Extracted data entries:
..............................
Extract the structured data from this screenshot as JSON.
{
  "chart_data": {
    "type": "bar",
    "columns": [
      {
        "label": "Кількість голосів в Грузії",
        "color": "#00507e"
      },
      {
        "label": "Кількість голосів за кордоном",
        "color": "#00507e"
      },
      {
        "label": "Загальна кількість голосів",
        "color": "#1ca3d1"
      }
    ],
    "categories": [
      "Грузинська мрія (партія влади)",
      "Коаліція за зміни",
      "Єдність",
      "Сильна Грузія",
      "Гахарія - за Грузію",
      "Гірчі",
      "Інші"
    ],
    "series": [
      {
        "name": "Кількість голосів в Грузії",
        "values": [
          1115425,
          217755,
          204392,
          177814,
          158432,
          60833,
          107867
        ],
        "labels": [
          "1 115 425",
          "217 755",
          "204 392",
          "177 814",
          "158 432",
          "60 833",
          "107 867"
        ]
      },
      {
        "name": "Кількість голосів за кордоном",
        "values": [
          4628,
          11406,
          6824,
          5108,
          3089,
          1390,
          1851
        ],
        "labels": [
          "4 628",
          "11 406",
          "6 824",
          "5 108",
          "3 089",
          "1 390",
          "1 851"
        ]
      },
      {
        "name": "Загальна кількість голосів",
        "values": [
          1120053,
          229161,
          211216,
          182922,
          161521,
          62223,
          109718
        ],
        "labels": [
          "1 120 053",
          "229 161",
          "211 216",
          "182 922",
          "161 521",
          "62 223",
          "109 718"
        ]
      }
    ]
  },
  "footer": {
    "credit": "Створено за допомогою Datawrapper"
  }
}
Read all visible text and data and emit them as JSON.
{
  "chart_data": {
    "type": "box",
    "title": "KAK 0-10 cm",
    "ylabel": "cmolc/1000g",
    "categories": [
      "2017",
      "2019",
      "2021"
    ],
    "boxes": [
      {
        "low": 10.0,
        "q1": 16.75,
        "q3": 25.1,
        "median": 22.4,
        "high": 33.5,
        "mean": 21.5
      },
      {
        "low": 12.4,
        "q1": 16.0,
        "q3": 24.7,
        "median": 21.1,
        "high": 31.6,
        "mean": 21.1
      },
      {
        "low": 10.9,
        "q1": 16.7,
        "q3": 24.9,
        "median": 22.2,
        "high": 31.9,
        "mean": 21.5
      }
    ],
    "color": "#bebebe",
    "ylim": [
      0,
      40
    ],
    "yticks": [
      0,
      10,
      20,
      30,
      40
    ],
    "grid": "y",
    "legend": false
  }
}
..............................
■ TASK DIRECTIONS: In the records above, find each line that holds the word "Грузії"; copy all such lines.

■ ANSWER TO THE EXERCISE:
        "label": "Кількість голосів в Грузії",
        "name": "Кількість голосів в Грузії",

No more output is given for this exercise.